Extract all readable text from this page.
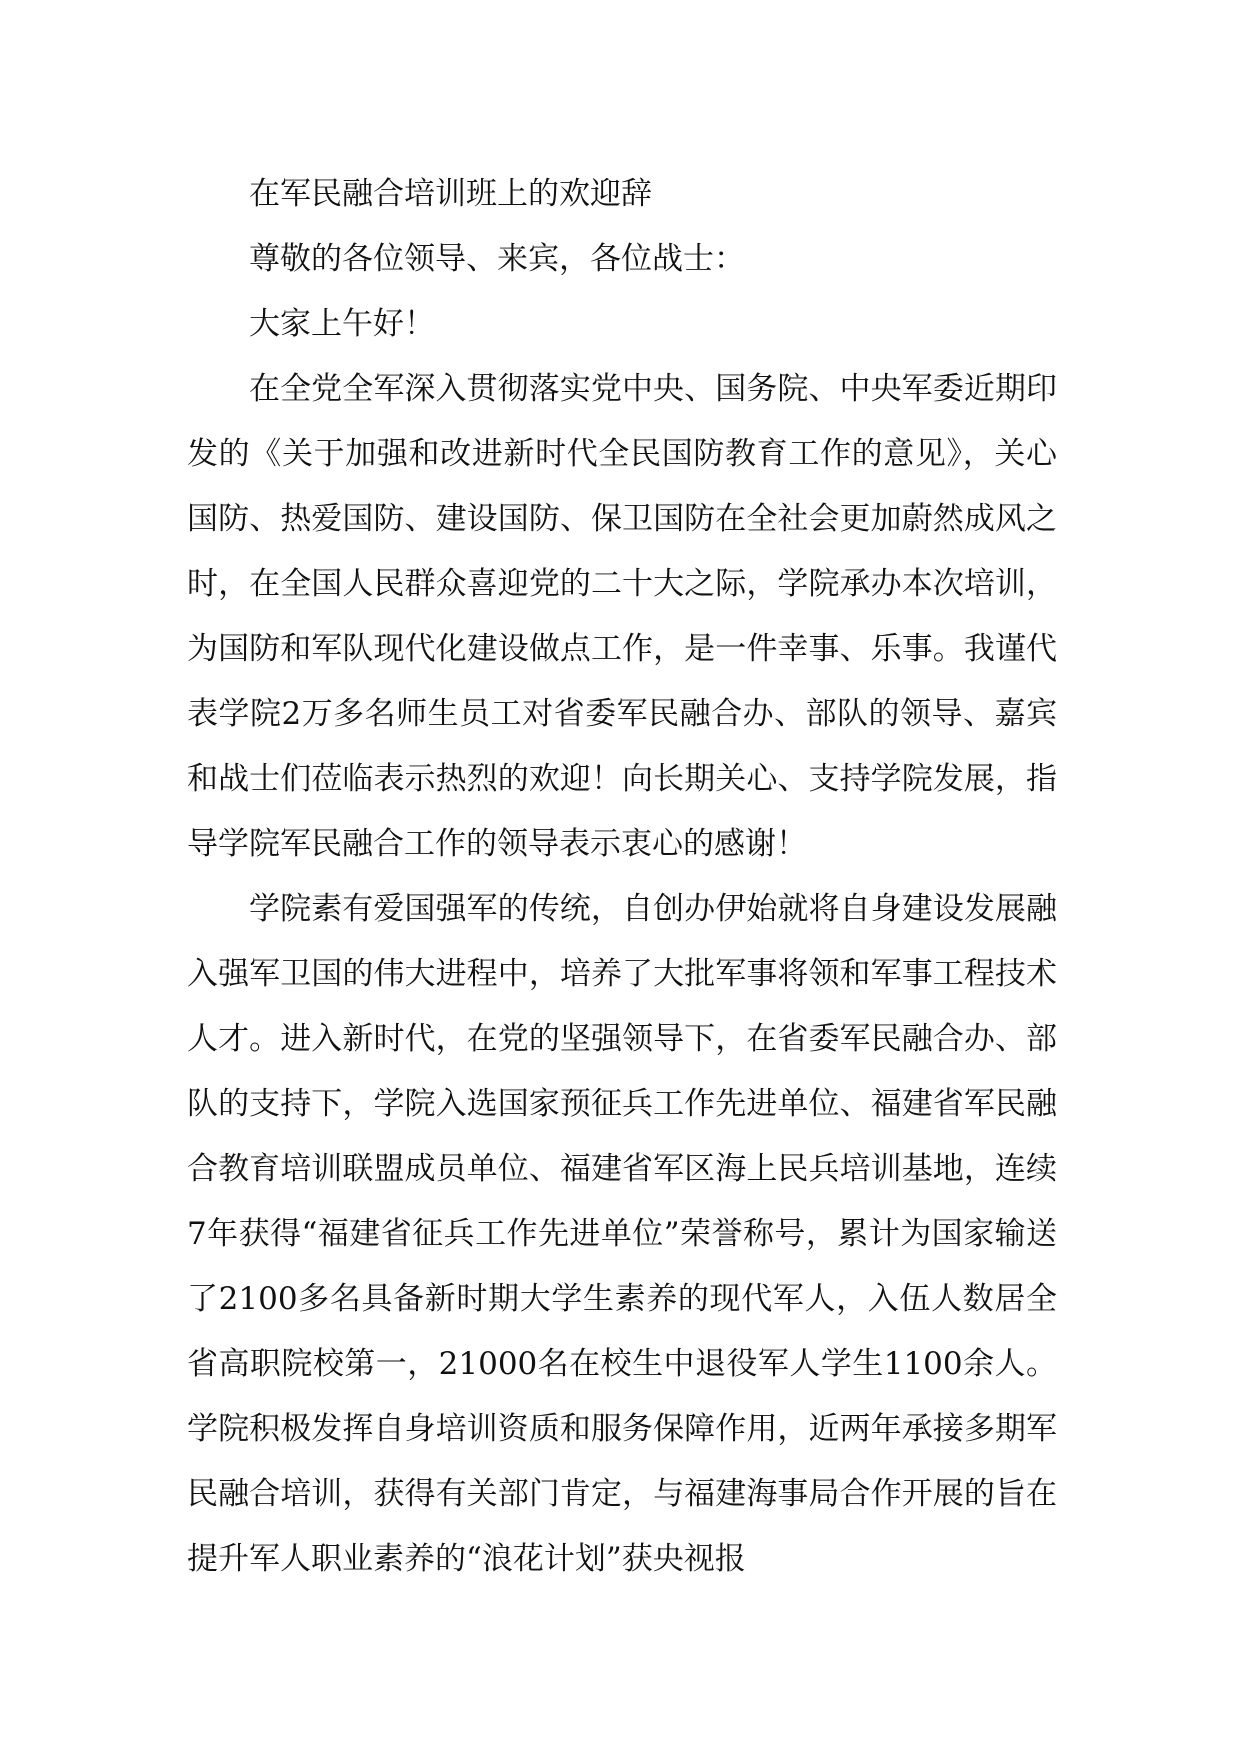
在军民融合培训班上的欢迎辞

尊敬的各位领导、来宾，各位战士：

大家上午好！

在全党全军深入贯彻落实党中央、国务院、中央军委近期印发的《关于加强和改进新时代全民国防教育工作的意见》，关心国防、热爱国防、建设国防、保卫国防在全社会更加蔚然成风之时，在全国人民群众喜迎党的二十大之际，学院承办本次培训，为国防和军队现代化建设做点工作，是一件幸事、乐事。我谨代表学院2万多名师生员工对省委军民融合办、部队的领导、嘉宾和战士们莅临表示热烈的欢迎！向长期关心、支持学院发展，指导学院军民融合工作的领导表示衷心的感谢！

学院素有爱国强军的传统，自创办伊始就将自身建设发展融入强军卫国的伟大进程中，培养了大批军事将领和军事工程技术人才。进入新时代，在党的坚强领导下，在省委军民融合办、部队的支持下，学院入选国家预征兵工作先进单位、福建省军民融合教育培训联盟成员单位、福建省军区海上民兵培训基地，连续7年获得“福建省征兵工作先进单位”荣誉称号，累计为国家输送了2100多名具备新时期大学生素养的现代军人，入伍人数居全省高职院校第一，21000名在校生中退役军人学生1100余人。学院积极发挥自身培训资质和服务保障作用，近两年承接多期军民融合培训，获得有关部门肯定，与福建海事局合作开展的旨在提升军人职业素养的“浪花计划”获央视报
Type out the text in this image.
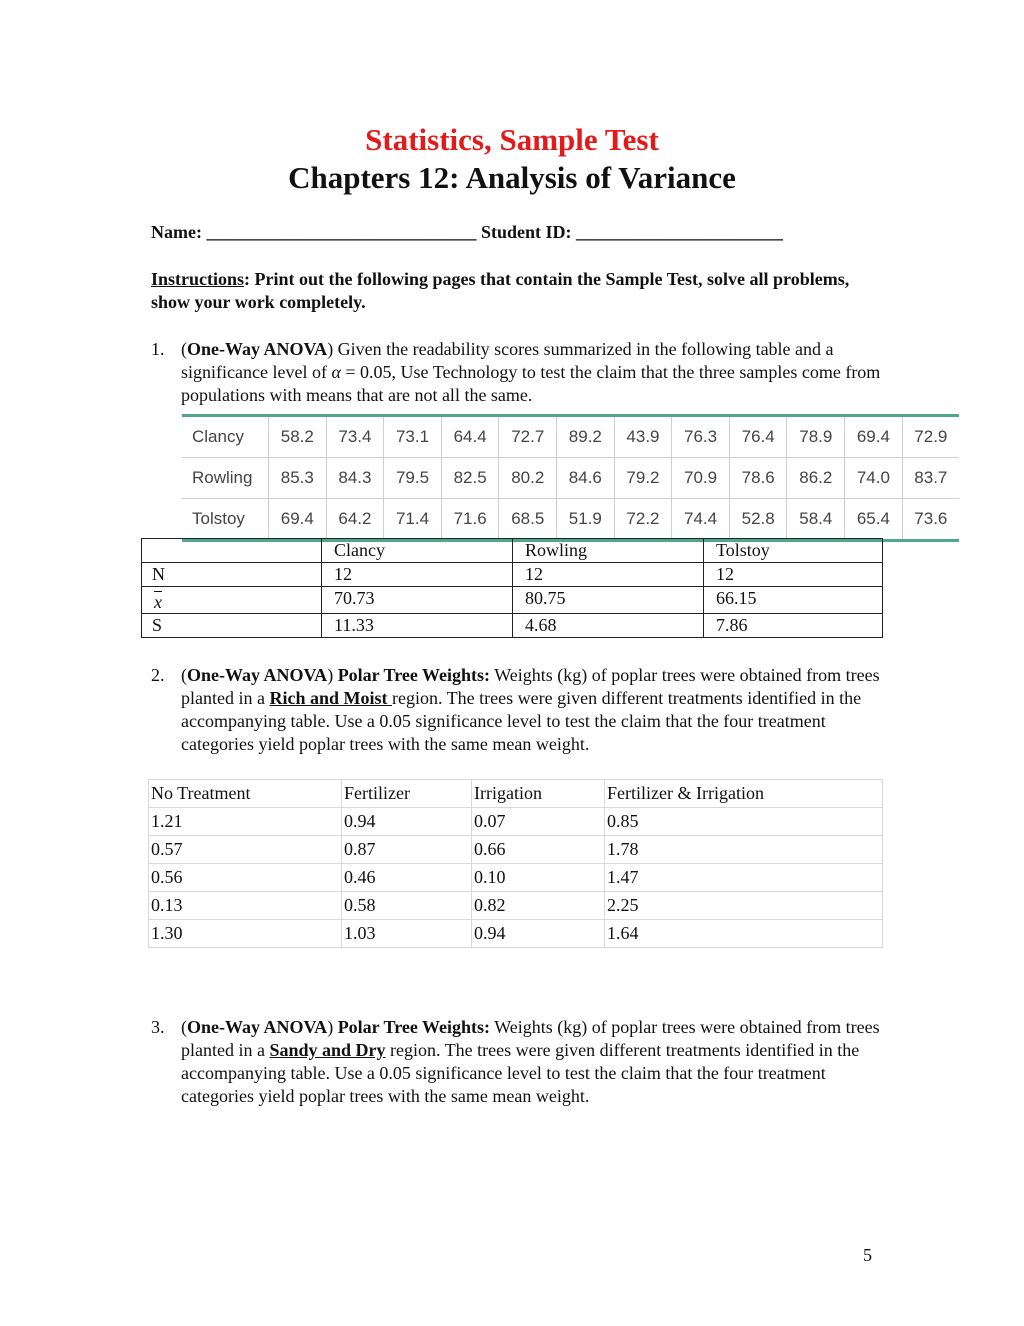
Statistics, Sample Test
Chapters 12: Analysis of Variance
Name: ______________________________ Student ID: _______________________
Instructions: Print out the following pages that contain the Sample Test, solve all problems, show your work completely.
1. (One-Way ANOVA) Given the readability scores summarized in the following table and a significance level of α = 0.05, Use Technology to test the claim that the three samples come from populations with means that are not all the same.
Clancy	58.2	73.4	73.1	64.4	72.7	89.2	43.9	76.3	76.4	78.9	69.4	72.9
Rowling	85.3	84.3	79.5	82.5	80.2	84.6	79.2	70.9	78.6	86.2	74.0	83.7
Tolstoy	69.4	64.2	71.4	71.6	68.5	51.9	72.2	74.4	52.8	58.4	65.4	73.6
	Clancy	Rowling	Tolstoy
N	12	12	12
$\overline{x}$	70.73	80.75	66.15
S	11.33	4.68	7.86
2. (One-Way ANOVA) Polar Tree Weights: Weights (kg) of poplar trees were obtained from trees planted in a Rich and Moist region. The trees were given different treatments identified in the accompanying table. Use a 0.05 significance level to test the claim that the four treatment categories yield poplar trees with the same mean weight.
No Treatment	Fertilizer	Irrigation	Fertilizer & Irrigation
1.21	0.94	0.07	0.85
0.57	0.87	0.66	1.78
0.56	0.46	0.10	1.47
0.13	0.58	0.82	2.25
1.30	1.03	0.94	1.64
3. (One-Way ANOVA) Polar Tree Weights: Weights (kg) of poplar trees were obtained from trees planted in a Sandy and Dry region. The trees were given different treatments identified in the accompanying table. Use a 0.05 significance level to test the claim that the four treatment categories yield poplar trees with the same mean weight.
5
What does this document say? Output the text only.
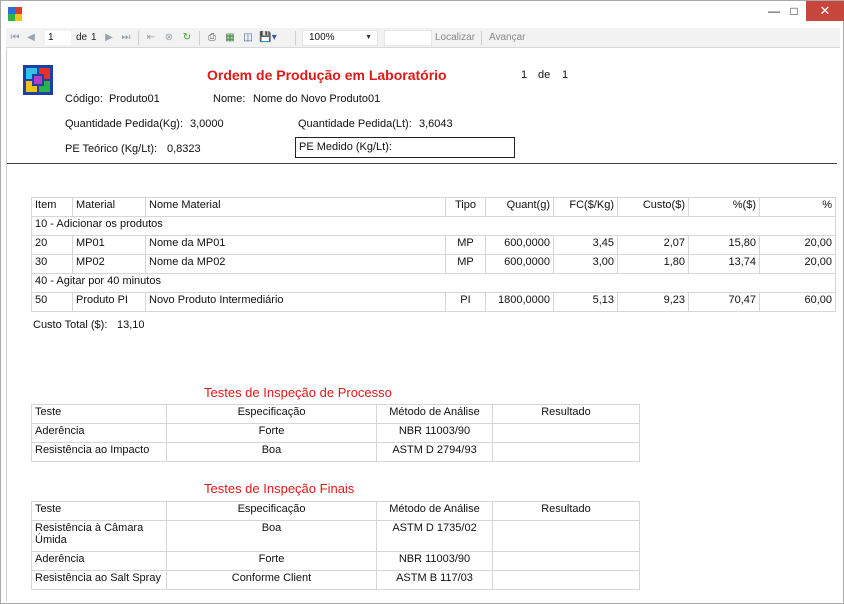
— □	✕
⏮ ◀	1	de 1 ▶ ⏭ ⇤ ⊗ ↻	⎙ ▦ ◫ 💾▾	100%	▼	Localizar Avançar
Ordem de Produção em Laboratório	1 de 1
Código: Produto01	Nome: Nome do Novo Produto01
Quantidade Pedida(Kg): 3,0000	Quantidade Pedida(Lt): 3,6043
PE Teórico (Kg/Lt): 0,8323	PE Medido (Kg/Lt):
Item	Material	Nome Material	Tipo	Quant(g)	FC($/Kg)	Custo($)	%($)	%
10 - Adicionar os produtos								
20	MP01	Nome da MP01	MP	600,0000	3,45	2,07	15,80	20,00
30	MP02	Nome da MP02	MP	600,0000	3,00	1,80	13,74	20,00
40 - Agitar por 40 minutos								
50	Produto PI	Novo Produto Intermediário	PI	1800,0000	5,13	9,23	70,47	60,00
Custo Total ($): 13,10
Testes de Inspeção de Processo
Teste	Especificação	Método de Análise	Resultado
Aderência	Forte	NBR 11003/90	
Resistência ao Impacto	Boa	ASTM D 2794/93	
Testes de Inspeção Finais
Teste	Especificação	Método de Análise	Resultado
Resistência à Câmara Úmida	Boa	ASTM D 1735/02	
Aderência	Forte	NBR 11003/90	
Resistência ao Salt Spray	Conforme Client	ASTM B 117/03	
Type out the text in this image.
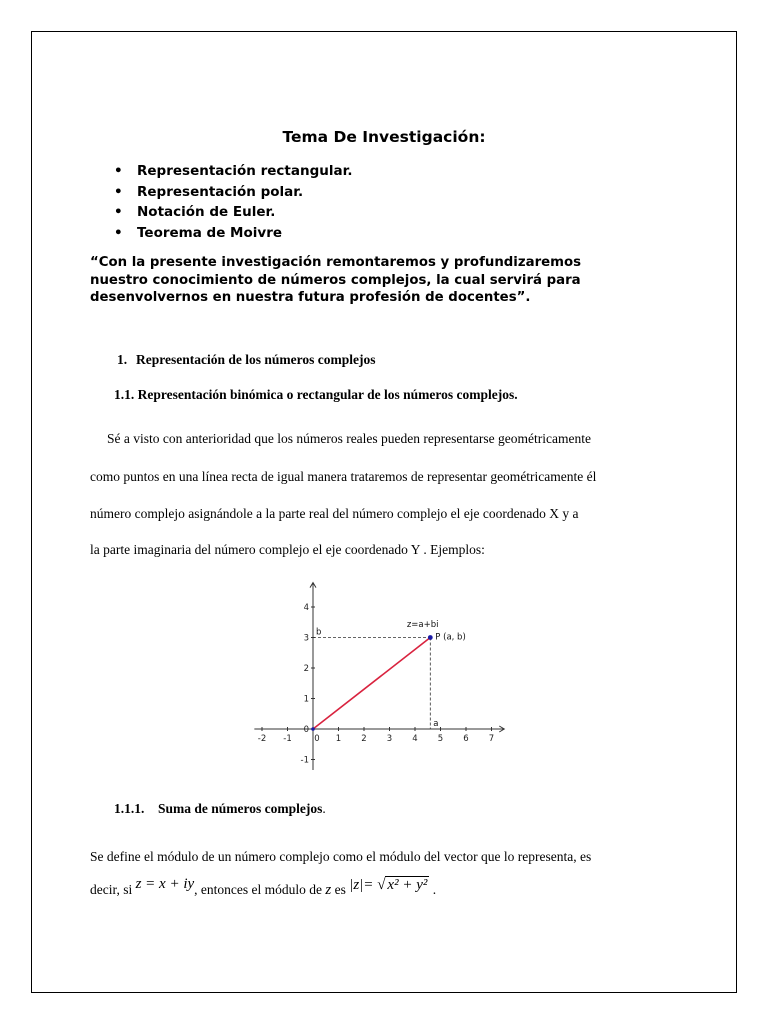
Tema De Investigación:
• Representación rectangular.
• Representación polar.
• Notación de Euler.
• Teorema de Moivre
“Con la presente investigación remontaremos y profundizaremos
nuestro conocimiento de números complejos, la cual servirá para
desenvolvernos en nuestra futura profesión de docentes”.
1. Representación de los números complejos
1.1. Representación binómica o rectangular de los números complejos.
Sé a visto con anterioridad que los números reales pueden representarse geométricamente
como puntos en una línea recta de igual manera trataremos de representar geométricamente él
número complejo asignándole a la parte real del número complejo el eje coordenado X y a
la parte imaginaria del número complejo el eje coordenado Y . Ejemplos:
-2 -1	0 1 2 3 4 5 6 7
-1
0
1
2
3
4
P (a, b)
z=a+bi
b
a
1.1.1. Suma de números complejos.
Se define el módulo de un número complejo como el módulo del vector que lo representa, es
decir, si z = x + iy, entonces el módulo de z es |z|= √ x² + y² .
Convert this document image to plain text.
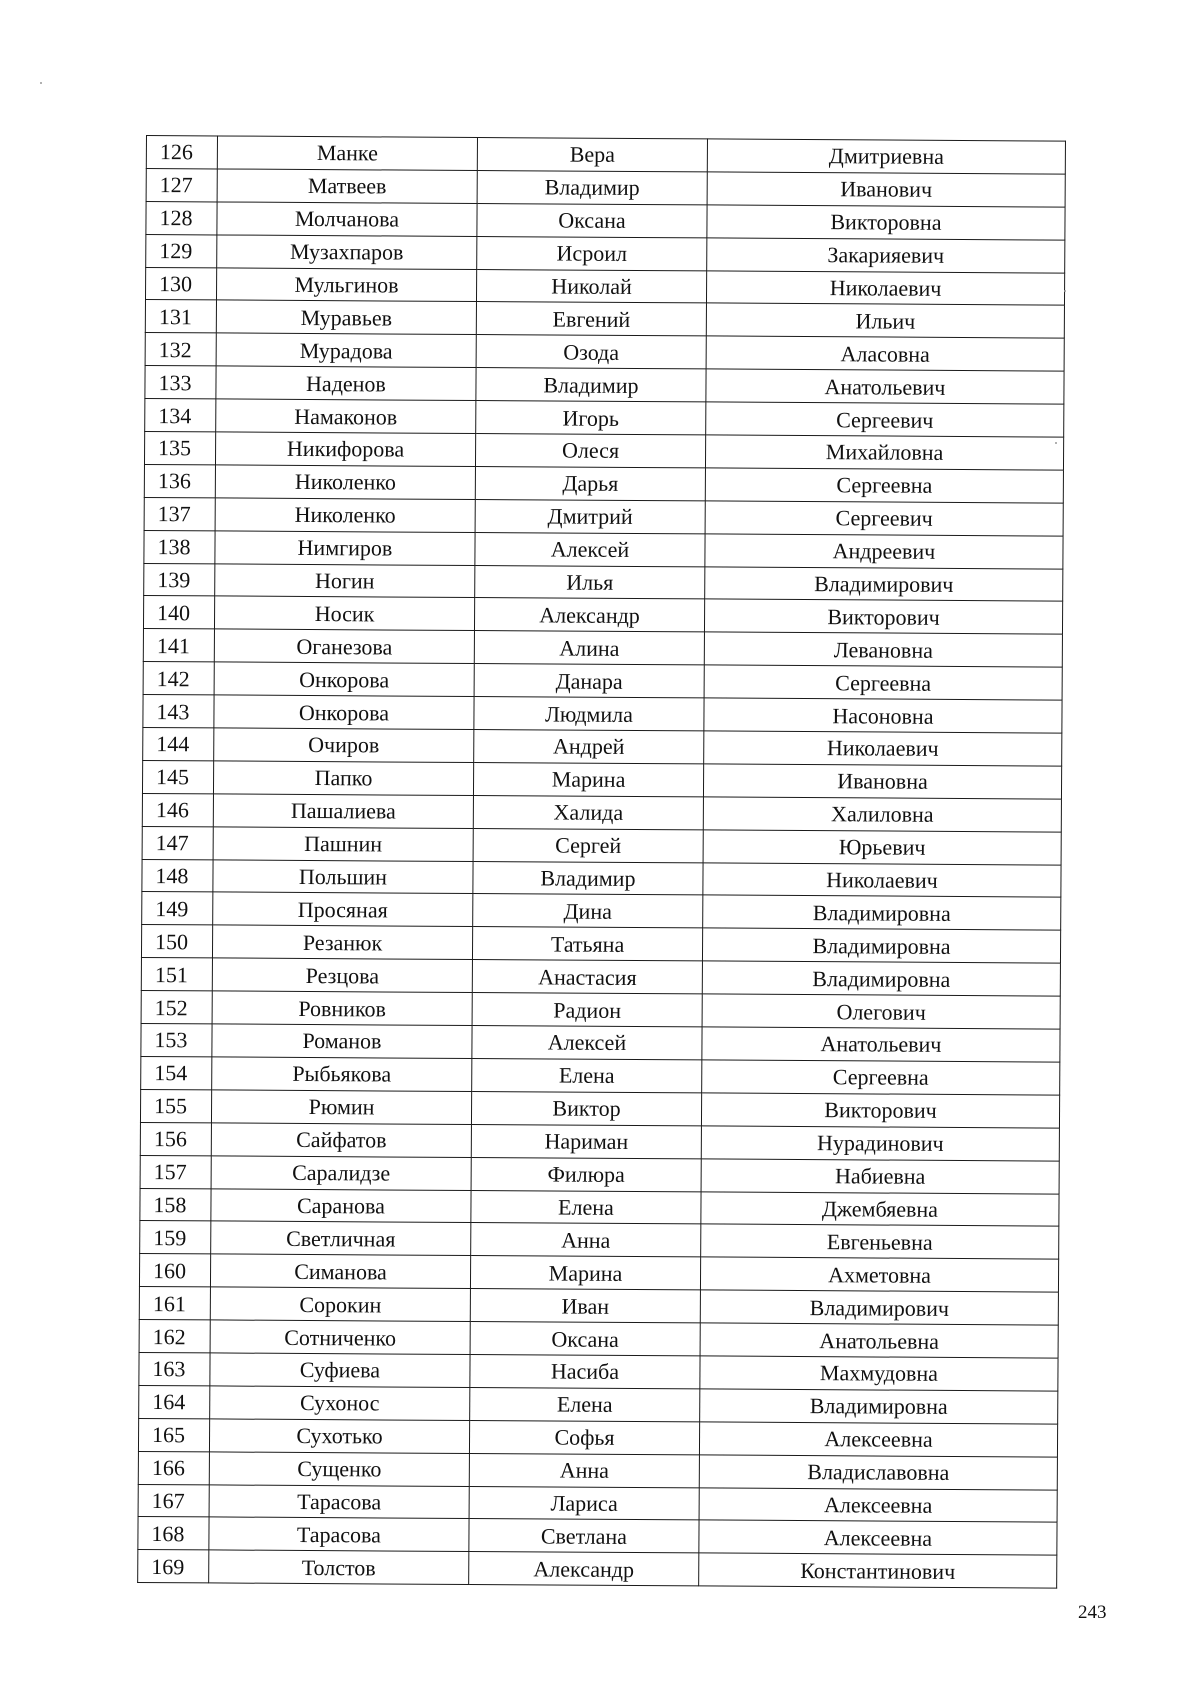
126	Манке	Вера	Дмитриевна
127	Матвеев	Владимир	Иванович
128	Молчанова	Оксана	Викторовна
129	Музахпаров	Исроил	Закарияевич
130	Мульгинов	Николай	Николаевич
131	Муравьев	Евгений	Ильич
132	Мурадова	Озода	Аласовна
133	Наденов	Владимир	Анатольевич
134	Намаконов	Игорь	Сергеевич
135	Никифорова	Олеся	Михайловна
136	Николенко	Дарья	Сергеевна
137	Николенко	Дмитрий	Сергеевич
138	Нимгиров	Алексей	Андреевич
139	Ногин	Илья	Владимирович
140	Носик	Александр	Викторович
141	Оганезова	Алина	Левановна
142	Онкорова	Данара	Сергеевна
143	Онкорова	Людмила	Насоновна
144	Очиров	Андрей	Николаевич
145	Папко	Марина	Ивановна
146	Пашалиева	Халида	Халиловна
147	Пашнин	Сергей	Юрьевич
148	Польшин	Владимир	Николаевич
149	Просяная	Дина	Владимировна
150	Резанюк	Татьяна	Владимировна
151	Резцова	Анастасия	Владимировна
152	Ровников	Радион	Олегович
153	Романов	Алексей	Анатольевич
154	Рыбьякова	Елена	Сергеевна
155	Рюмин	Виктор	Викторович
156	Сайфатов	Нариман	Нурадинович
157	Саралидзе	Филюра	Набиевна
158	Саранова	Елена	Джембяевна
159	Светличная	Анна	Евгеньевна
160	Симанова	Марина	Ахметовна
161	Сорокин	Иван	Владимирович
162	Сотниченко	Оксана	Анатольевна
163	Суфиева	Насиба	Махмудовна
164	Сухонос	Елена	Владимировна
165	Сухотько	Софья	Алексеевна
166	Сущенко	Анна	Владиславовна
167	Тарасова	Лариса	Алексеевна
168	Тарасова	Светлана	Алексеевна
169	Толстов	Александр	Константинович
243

________________

Task goal: Check each line of the data above for the string "Викторович" and report only how many lines have it.

Response to the task: 2